[Saved entries]
— START —
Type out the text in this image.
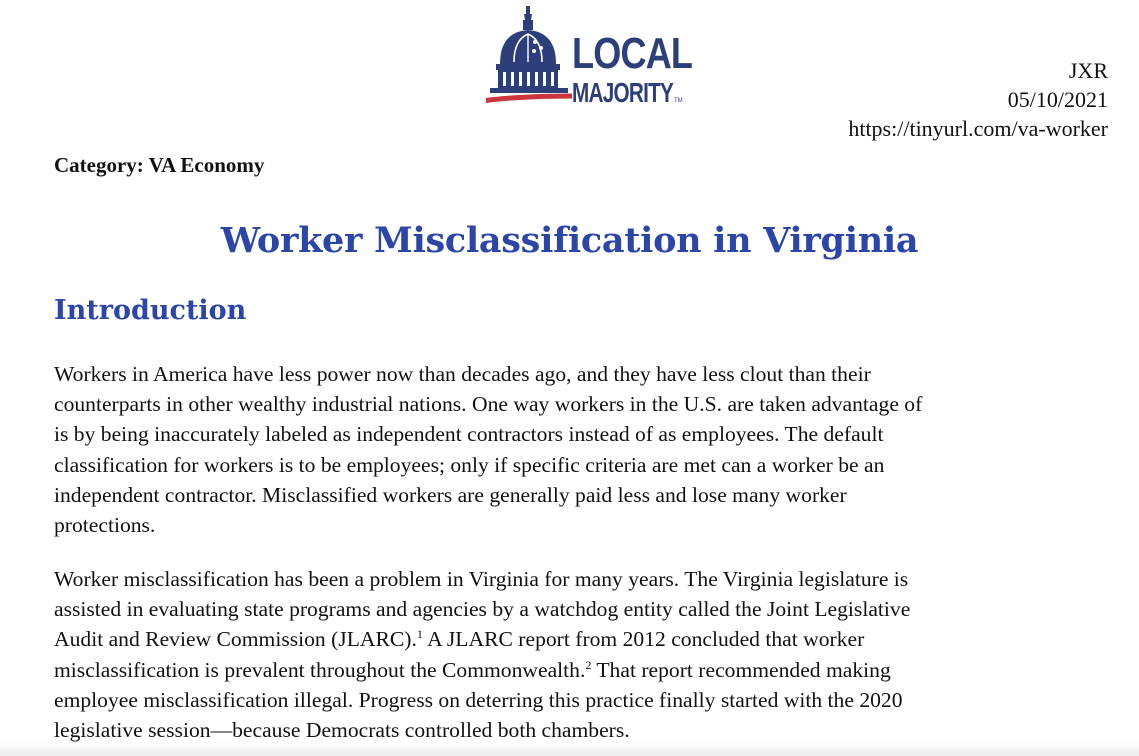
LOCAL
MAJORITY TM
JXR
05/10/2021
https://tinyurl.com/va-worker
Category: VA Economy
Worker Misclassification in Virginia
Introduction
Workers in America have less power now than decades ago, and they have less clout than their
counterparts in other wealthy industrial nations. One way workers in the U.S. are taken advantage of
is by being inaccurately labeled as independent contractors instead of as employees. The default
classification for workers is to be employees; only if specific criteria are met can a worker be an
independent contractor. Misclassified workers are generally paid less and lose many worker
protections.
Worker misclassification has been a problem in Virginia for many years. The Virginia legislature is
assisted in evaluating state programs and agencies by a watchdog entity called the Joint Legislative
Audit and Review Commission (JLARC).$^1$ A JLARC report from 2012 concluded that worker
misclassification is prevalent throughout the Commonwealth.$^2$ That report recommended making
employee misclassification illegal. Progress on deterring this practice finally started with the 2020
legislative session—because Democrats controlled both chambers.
— END —
— START —
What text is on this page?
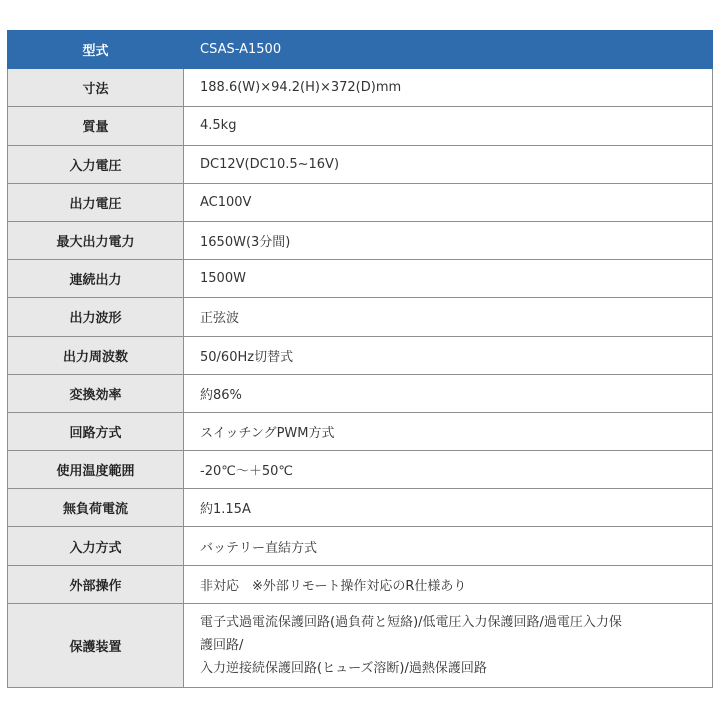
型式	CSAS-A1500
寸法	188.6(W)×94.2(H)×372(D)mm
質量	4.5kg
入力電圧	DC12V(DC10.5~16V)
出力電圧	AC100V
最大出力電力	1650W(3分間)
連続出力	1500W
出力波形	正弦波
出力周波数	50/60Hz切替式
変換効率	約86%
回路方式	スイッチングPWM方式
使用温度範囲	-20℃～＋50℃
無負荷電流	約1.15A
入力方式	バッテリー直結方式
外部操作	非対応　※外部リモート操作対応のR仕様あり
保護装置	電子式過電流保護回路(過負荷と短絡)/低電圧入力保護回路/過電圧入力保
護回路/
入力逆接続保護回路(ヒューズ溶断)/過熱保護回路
— END —
In the listing above, locate each line with "employees" and copy it.

▶ **Exercise answer**
is by being inaccurately labeled as independent contractors instead of as employees. The default
classification for workers is to be employees; only if specific criteria are met can a worker be an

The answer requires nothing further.